→ **Exercise directions**
Extract every line that includes the string "John".

━━━━━━

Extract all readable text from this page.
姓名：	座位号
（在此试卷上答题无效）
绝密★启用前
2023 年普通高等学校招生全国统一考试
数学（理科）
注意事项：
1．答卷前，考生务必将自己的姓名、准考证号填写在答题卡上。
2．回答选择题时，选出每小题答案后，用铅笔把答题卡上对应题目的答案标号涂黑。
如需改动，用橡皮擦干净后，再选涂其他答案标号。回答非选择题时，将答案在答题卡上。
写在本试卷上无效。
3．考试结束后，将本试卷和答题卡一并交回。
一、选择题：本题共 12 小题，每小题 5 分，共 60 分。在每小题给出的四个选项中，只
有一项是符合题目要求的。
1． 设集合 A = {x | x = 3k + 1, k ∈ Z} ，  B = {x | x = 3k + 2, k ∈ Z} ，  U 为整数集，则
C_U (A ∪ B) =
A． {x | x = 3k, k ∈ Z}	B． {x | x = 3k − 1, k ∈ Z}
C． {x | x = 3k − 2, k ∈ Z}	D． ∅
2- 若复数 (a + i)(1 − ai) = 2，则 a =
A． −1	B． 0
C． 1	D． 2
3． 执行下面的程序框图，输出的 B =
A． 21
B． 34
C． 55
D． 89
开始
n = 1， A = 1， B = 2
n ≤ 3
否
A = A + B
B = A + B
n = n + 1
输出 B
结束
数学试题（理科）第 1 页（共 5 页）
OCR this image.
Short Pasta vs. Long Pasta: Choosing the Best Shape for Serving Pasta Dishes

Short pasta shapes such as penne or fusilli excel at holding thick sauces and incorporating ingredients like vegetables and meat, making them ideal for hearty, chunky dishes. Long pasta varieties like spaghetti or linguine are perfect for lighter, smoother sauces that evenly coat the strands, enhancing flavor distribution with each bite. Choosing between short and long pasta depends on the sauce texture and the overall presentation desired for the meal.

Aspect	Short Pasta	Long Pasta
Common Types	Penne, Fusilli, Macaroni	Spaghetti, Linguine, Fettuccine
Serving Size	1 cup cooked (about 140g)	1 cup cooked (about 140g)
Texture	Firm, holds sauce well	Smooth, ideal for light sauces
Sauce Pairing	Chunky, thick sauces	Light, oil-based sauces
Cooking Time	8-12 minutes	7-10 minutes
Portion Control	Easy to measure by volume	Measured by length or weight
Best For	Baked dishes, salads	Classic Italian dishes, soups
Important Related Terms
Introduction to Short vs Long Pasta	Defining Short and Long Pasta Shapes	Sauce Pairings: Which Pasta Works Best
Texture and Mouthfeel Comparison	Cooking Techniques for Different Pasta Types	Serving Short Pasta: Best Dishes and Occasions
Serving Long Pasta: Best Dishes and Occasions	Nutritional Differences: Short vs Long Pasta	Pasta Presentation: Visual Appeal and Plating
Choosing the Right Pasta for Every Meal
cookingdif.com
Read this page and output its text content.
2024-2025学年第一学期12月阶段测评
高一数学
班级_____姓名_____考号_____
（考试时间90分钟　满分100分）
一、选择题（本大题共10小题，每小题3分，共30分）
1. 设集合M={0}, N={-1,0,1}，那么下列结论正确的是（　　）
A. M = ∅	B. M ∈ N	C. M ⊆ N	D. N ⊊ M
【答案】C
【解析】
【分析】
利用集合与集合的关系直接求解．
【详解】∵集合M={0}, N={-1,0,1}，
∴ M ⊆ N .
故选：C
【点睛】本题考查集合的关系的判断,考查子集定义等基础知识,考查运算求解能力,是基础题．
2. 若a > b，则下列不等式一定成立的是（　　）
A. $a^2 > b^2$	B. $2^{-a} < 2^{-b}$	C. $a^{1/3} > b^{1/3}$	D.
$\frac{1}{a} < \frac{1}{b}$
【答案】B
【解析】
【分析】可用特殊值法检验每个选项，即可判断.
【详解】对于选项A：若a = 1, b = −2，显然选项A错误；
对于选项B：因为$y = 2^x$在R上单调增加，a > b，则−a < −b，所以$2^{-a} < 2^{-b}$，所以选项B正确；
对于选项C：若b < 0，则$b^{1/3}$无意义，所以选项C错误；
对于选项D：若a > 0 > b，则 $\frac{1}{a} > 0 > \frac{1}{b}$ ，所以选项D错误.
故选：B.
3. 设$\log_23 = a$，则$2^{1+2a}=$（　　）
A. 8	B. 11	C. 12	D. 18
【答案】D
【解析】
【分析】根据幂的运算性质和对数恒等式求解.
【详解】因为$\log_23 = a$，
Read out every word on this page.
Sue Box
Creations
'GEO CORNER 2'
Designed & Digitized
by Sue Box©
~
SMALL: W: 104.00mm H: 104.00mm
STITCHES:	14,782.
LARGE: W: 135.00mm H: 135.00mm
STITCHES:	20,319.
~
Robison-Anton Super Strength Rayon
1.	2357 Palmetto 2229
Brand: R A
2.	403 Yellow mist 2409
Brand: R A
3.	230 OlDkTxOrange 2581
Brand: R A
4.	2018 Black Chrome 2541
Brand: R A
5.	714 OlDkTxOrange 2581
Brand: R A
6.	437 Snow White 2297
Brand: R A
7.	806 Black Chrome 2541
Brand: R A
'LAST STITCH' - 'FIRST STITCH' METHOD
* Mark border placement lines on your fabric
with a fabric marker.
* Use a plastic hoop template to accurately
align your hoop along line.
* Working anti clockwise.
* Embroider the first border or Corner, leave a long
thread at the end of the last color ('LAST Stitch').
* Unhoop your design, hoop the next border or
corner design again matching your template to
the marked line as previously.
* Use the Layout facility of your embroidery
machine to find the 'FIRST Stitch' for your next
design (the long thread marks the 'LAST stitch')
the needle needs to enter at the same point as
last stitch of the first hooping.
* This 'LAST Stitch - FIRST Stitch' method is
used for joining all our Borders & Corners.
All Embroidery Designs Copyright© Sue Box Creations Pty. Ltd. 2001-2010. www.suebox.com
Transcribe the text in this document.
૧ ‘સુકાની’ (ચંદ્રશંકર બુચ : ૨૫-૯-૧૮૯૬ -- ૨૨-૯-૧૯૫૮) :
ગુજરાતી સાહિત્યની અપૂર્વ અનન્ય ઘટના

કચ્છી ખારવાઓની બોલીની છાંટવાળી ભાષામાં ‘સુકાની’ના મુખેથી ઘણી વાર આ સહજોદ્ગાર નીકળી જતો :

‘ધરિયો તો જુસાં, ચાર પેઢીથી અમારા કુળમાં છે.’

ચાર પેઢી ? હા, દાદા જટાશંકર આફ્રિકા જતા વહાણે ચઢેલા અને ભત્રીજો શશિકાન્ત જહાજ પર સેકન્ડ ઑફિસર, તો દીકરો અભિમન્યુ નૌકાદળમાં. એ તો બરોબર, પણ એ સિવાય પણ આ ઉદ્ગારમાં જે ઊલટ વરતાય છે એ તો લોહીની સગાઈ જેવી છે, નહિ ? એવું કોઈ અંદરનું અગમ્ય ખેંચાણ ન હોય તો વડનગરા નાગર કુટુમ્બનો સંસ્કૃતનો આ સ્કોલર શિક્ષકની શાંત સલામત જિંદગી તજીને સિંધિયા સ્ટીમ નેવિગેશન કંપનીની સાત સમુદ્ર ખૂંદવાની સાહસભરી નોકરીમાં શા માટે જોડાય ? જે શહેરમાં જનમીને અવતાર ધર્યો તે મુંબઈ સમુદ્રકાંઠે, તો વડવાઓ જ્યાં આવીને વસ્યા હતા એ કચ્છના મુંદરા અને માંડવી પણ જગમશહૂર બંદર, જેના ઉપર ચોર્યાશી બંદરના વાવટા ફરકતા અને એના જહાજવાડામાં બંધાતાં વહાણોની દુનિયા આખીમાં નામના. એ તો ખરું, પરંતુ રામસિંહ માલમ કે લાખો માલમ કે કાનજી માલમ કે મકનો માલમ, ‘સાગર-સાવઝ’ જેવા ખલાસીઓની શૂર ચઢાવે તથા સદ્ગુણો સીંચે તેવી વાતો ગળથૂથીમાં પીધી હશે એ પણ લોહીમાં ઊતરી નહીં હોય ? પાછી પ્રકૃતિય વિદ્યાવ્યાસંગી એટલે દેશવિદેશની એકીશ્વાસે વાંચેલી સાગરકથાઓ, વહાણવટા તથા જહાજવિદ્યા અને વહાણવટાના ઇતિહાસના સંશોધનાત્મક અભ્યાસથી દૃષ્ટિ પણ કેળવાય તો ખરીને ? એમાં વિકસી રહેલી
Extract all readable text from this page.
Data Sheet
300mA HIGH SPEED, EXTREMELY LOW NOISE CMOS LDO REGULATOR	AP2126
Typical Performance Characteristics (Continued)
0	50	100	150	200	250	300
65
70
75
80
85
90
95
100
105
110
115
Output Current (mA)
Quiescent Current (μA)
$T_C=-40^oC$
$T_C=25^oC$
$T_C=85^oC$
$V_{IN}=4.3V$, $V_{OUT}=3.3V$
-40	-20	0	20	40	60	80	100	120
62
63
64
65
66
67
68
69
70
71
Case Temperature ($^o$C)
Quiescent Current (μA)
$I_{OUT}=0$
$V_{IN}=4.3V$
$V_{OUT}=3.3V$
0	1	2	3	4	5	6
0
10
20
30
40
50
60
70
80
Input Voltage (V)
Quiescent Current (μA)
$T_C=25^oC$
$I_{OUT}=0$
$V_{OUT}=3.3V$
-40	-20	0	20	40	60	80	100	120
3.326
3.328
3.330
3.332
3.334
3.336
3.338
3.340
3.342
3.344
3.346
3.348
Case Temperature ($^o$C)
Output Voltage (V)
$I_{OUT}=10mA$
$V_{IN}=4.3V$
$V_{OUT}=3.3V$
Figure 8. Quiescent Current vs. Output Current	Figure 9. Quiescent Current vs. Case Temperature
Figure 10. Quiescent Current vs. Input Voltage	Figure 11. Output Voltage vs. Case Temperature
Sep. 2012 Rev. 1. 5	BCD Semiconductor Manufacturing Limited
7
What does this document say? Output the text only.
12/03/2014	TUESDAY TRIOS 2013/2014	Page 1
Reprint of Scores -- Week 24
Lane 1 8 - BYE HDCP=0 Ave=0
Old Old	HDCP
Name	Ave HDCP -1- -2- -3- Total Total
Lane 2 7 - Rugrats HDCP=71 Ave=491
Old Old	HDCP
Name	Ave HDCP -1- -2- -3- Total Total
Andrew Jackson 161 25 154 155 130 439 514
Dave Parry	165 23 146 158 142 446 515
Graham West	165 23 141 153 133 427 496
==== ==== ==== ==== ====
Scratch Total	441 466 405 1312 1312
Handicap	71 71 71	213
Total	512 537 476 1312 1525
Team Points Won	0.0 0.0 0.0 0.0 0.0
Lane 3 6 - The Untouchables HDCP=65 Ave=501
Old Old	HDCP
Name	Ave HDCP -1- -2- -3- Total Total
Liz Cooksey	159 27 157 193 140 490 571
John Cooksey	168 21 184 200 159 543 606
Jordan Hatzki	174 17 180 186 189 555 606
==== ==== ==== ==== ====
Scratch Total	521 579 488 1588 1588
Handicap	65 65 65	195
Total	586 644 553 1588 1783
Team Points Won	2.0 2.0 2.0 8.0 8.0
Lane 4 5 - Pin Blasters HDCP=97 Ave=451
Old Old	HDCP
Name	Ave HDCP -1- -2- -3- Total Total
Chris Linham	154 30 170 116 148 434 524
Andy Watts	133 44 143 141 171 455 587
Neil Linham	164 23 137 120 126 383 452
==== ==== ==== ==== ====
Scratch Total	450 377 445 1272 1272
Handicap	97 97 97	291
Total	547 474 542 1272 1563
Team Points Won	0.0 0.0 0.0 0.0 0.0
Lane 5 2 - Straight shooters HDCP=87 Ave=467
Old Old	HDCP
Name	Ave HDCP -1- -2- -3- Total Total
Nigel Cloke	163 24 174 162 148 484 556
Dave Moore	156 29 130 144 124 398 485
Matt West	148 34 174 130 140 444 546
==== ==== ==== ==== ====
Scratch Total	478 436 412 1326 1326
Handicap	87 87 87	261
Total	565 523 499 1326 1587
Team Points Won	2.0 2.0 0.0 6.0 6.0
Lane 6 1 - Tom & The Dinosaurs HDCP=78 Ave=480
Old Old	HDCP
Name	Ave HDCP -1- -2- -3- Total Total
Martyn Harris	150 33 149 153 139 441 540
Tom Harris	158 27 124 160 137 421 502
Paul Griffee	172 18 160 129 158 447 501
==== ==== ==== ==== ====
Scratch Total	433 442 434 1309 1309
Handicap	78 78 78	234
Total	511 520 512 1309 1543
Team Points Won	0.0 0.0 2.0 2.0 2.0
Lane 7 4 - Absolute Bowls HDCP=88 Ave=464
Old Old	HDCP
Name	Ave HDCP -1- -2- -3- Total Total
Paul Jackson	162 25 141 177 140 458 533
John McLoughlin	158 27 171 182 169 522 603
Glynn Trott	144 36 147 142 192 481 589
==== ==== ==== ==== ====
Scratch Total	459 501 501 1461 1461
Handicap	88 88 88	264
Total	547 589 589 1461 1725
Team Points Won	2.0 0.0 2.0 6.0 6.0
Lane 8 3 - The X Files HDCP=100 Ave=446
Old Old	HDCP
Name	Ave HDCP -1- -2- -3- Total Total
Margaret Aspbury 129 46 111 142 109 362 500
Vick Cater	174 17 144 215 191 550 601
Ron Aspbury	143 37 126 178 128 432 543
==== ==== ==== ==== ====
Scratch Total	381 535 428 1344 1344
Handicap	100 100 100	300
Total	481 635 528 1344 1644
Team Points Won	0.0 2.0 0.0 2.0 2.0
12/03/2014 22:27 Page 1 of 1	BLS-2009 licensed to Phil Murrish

━━━━━━

→ **Full response**
John Cooksey	168 21 184 200 159 543 606
John McLoughlin	158 27 171 182 169 522 603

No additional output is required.